**WHAT YOU HAVE TO DO:** Check every line of the material below for the string "Pohjois", and return the ones that have it.

Data excerpts:

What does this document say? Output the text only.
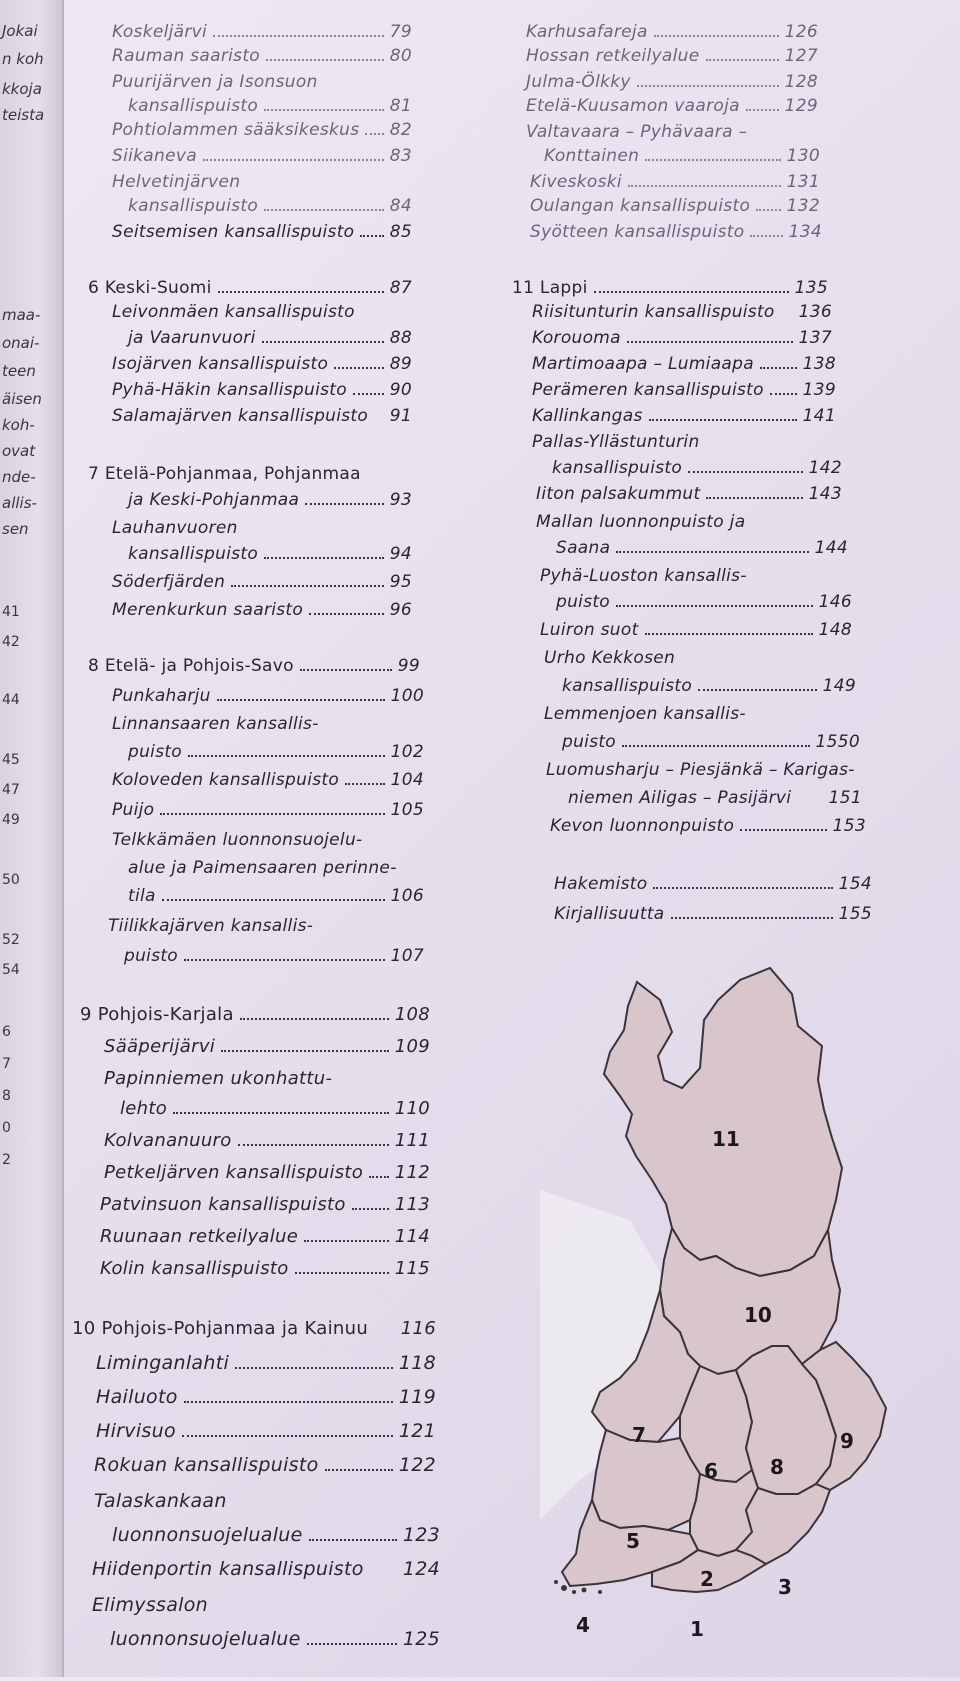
Jokai
n koh
kkoja
teista
maa-
onai-
teen
äisen
koh-
ovat
nde-
allis-
sen
41
42
44
45
47
49
50
52
54
6
7
8
0
2
Koskeljärvi	79
Rauman saaristo	80
Puurijärven ja Isonsuon
kansallispuisto	81
Pohtiolammen sääksikeskus 82
Siikaneva	83
Helvetinjärven
kansallispuisto	84
Seitsemisen kansallispuisto 85
6 Keski-Suomi	87
Leivonmäen kansallispuisto
ja Vaarunvuori	88
Isojärven kansallispuisto	89
Pyhä-Häkin kansallispuisto	90
Salamajärven kansallispuisto 91
7 Etelä-Pohjanmaa, Pohjanmaa
ja Keski-Pohjanmaa	93
Lauhanvuoren
kansallispuisto	94
Söderfjärden	95
Merenkurkun saaristo	96
8 Etelä- ja Pohjois-Savo	99
Punkaharju	100
Linnansaaren kansallis-
puisto	102
Koloveden kansallispuisto	104
Puijo	105
Telkkämäen luonnonsuojelu-
alue ja Paimensaaren perinne-
tila	106
Tiilikkajärven kansallis-
puisto	107
9 Pohjois-Karjala	108
Sääperijärvi	109
Papinniemen ukonhattu-
lehto	110
Kolvananuuro	111
Petkeljärven kansallispuisto 112
Patvinsuon kansallispuisto	113
Ruunaan retkeilyalue	114
Kolin kansallispuisto	115
10 Pohjois-Pohjanmaa ja Kainuu 116
Liminganlahti	118
Hailuoto	119
Hirvisuo	121
Rokuan kansallispuisto	122
Talaskankaan
luonnonsuojelualue	123
Hiidenportin kansallispuisto 124
Elimyssalon
luonnonsuojelualue	125
Karhusafareja	126
Hossan retkeilyalue	127
Julma-Ölkky	128
Etelä-Kuusamon vaaroja	129
Valtavaara – Pyhävaara –
Konttainen	130
Kiveskoski	131
Oulangan kansallispuisto 132
Syötteen kansallispuisto	134
11 Lappi	135
Riisitunturin kansallispuisto 136
Korouoma	137
Martimoaapa – Lumiaapa	138
Perämeren kansallispuisto 139
Kallinkangas	141
Pallas-Yllästunturin
kansallispuisto	142
Iiton palsakummut	143
Mallan luonnonpuisto ja
Saana	144
Pyhä-Luoston kansallis-
puisto	146
Luiron suot	148
Urho Kekkosen
kansallispuisto	149
Lemmenjoen kansallis-
puisto	1550
Luomusharju – Piesjänkä – Karigas-
niemen Ailigas – Pasijärvi 151
Kevon luonnonpuisto	153
Hakemisto	154
Kirjallisuutta	155
11
10
9
8
7
6
5
4
3
2
1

**ANSWER IN FULL:**
8 Etelä- ja Pohjois-Savo	99
9 Pohjois-Karjala	108
10 Pohjois-Pohjanmaa ja Kainuu 116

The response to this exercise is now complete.